> To be done
Repeat every entry in the listing below, exactly.

Dataset records

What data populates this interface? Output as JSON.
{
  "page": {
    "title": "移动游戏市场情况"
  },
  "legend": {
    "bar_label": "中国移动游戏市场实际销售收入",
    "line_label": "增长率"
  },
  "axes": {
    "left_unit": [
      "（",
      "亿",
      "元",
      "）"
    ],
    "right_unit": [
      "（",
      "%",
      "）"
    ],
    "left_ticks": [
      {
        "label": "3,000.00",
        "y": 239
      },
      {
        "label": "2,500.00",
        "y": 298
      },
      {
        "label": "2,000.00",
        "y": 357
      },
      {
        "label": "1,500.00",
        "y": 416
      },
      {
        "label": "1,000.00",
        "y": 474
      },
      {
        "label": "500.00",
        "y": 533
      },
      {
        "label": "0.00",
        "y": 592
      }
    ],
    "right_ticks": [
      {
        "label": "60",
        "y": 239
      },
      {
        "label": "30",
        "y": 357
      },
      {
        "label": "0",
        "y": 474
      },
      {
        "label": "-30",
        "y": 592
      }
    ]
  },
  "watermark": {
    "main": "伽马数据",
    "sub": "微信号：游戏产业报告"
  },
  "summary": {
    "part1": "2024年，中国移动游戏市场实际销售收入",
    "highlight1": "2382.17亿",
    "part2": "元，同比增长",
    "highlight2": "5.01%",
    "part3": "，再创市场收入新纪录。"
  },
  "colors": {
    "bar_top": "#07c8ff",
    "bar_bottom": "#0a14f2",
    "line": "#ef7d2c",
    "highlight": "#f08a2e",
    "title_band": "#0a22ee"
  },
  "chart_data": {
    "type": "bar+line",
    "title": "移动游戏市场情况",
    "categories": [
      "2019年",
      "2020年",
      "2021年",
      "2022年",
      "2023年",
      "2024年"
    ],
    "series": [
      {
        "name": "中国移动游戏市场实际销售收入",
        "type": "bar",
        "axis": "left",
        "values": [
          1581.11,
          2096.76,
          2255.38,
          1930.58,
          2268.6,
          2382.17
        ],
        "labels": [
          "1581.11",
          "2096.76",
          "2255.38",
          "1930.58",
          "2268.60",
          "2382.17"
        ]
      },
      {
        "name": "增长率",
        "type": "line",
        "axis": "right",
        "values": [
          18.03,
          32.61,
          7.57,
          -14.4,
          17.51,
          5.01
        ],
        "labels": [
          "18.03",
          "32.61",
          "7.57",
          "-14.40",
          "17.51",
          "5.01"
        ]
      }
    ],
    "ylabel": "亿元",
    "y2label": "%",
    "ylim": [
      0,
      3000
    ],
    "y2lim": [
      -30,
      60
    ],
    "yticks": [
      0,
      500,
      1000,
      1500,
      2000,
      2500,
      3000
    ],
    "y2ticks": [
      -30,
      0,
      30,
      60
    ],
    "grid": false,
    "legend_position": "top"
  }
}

> Task answer
What data populates this interface? Output as JSON.
{
  "page": {
    "title": "移动游戏市场情况"
  },
  "legend": {
    "bar_label": "中国移动游戏市场实际销售收入",
    "line_label": "增长率"
  },
  "axes": {
    "left_unit": [
      "（",
      "亿",
      "元",
      "）"
    ],
    "right_unit": [
      "（",
      "%",
      "）"
    ],
    "left_ticks": [
      {
        "label": "3,000.00",
        "y": 239
      },
      {
        "label": "2,500.00",
        "y": 298
      },
      {
        "label": "2,000.00",
        "y": 357
      },
      {
        "label": "1,500.00",
        "y": 416
      },
      {
        "label": "1,000.00",
        "y": 474
      },
      {
        "label": "500.00",
        "y": 533
      },
      {
        "label": "0.00",
        "y": 592
      }
    ],
    "right_ticks": [
      {
        "label": "60",
        "y": 239
      },
      {
        "label": "30",
        "y": 357
      },
      {
        "label": "0",
        "y": 474
      },
      {
        "label": "-30",
        "y": 592
      }
    ]
  },
  "watermark": {
    "main": "伽马数据",
    "sub": "微信号：游戏产业报告"
  },
  "summary": {
    "part1": "2024年，中国移动游戏市场实际销售收入",
    "highlight1": "2382.17亿",
    "part2": "元，同比增长",
    "highlight2": "5.01%",
    "part3": "，再创市场收入新纪录。"
  },
  "colors": {
    "bar_top": "#07c8ff",
    "bar_bottom": "#0a14f2",
    "line": "#ef7d2c",
    "highlight": "#f08a2e",
    "title_band": "#0a22ee"
  },
  "chart_data": {
    "type": "bar+line",
    "title": "移动游戏市场情况",
    "categories": [
      "2019年",
      "2020年",
      "2021年",
      "2022年",
      "2023年",
      "2024年"
    ],
    "series": [
      {
        "name": "中国移动游戏市场实际销售收入",
        "type": "bar",
        "axis": "left",
        "values": [
          1581.11,
          2096.76,
          2255.38,
          1930.58,
          2268.6,
          2382.17
        ],
        "labels": [
          "1581.11",
          "2096.76",
          "2255.38",
          "1930.58",
          "2268.60",
          "2382.17"
        ]
      },
      {
        "name": "增长率",
        "type": "line",
        "axis": "right",
        "values": [
          18.03,
          32.61,
          7.57,
          -14.4,
          17.51,
          5.01
        ],
        "labels": [
          "18.03",
          "32.61",
          "7.57",
          "-14.40",
          "17.51",
          "5.01"
        ]
      }
    ],
    "ylabel": "亿元",
    "y2label": "%",
    "ylim": [
      0,
      3000
    ],
    "y2lim": [
      -30,
      60
    ],
    "yticks": [
      0,
      500,
      1000,
      1500,
      2000,
      2500,
      3000
    ],
    "y2ticks": [
      -30,
      0,
      30,
      60
    ],
    "grid": false,
    "legend_position": "top"
  }
}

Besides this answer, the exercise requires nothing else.